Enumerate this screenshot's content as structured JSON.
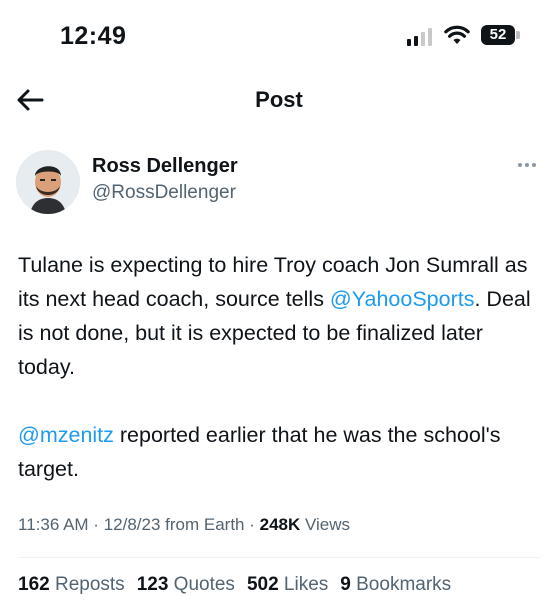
{
  "status_bar": {
    "time": "12:49",
    "battery_level": "52",
    "signal_bars": 4,
    "signal_active_bars": 2
  },
  "header": {
    "title": "Post",
    "back_icon": "arrow-left-icon"
  },
  "author": {
    "name": "Ross Dellenger",
    "handle": "@RossDellenger"
  },
  "tweet": {
    "line1_text": "Tulane is expecting to hire Troy coach Jon Sumrall as its next head coach, source tells ",
    "mention1": "@YahooSports",
    "line1_after": ". Deal is not done, but it is expected to be finalized later today.",
    "mention2": "@mzenitz",
    "line2_after": " reported earlier that he was the school's target."
  },
  "meta": {
    "time": "11:36 AM",
    "sep1": " · ",
    "date": "12/8/23",
    "source": " from Earth",
    "sep2": " · ",
    "views_count": "248K",
    "views_label": " Views"
  },
  "stats": {
    "reposts_count": "162",
    "reposts_label": " Reposts",
    "quotes_count": "123",
    "quotes_label": " Quotes",
    "likes_count": "502",
    "likes_label": " Likes",
    "bookmarks_count": "9",
    "bookmarks_label": " Bookmarks"
  },
  "colors": {
    "link": "#1d9bf0",
    "secondary_text": "#536471",
    "primary_text": "#0f1419"
  }
}
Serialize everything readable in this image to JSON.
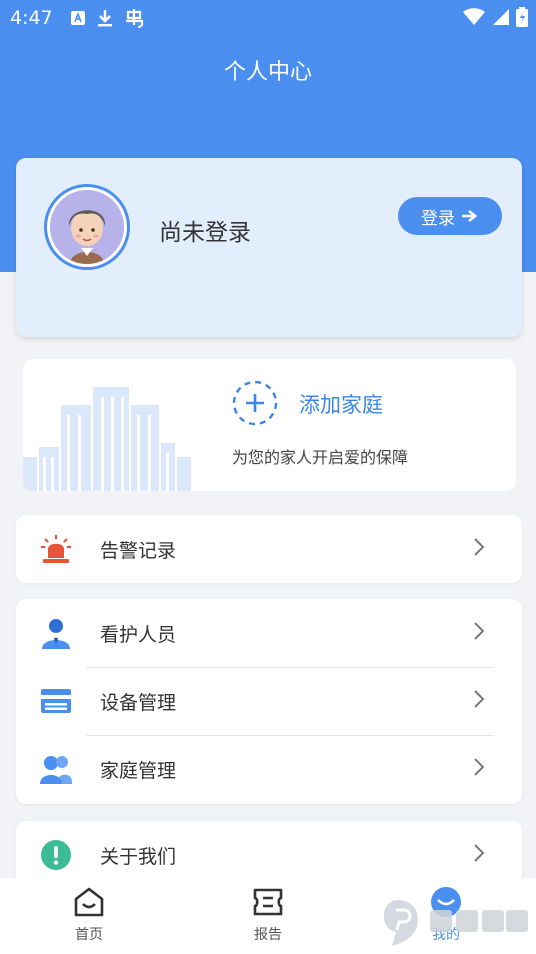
{
  "status_bar": {
    "time": "4:47"
  },
  "header": {
    "title": "个人中心"
  },
  "profile": {
    "name": "尚未登录",
    "login_label": "登录"
  },
  "family": {
    "add_label": "添加家庭",
    "description": "为您的家人开启爱的保障"
  },
  "menu_groups": [
    {
      "items": [
        {
          "label": "告警记录",
          "icon": "alarm-siren-icon"
        }
      ]
    },
    {
      "items": [
        {
          "label": "看护人员",
          "icon": "caregiver-person-icon"
        },
        {
          "label": "设备管理",
          "icon": "device-card-icon"
        },
        {
          "label": "家庭管理",
          "icon": "family-group-icon"
        }
      ]
    },
    {
      "items": [
        {
          "label": "关于我们",
          "icon": "info-exclamation-icon"
        }
      ]
    }
  ],
  "bottom_nav": {
    "items": [
      {
        "label": "首页",
        "icon": "home-icon",
        "active": false
      },
      {
        "label": "报告",
        "icon": "report-ticket-icon",
        "active": false
      },
      {
        "label": "我的",
        "icon": "profile-icon",
        "active": true
      }
    ]
  },
  "colors": {
    "primary": "#4a8ef0",
    "alarm": "#e8533a",
    "about": "#3dbb94",
    "background": "#f2f3f6"
  }
}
######
• Set exercise:
The records above should be reproduced exactly, with no pictures included.

• Response for this exercise:
Enumerate this screenshot's content as structured JSON.
{
  "status_bar": {
    "time": "12:49",
    "battery_level": "52",
    "signal_bars": 4,
    "signal_active_bars": 2
  },
  "header": {
    "title": "Post",
    "back_icon": "arrow-left-icon"
  },
  "author": {
    "name": "Ross Dellenger",
    "handle": "@RossDellenger"
  },
  "tweet": {
    "line1_text": "Tulane is expecting to hire Troy coach Jon Sumrall as its next head coach, source tells ",
    "mention1": "@YahooSports",
    "line1_after": ". Deal is not done, but it is expected to be finalized later today.",
    "mention2": "@mzenitz",
    "line2_after": " reported earlier that he was the school's target."
  },
  "meta": {
    "time": "11:36 AM",
    "sep1": " · ",
    "date": "12/8/23",
    "source": " from Earth",
    "sep2": " · ",
    "views_count": "248K",
    "views_label": " Views"
  },
  "stats": {
    "reposts_count": "162",
    "reposts_label": " Reposts",
    "quotes_count": "123",
    "quotes_label": " Quotes",
    "likes_count": "502",
    "likes_label": " Likes",
    "bookmarks_count": "9",
    "bookmarks_label": " Bookmarks"
  },
  "colors": {
    "link": "#1d9bf0",
    "secondary_text": "#536471",
    "primary_text": "#0f1419"
  }
}
Serialize everything readable in this image to JSON.
{
  "status_bar": {
    "time": "4:47"
  },
  "header": {
    "title": "个人中心"
  },
  "profile": {
    "name": "尚未登录",
    "login_label": "登录"
  },
  "family": {
    "add_label": "添加家庭",
    "description": "为您的家人开启爱的保障"
  },
  "menu_groups": [
    {
      "items": [
        {
          "label": "告警记录",
          "icon": "alarm-siren-icon"
        }
      ]
    },
    {
      "items": [
        {
          "label": "看护人员",
          "icon": "caregiver-person-icon"
        },
        {
          "label": "设备管理",
          "icon": "device-card-icon"
        },
        {
          "label": "家庭管理",
          "icon": "family-group-icon"
        }
      ]
    },
    {
      "items": [
        {
          "label": "关于我们",
          "icon": "info-exclamation-icon"
        }
      ]
    }
  ],
  "bottom_nav": {
    "items": [
      {
        "label": "首页",
        "icon": "home-icon",
        "active": false
      },
      {
        "label": "报告",
        "icon": "report-ticket-icon",
        "active": false
      },
      {
        "label": "我的",
        "icon": "profile-icon",
        "active": true
      }
    ]
  },
  "colors": {
    "primary": "#4a8ef0",
    "alarm": "#e8533a",
    "about": "#3dbb94",
    "background": "#f2f3f6"
  }
}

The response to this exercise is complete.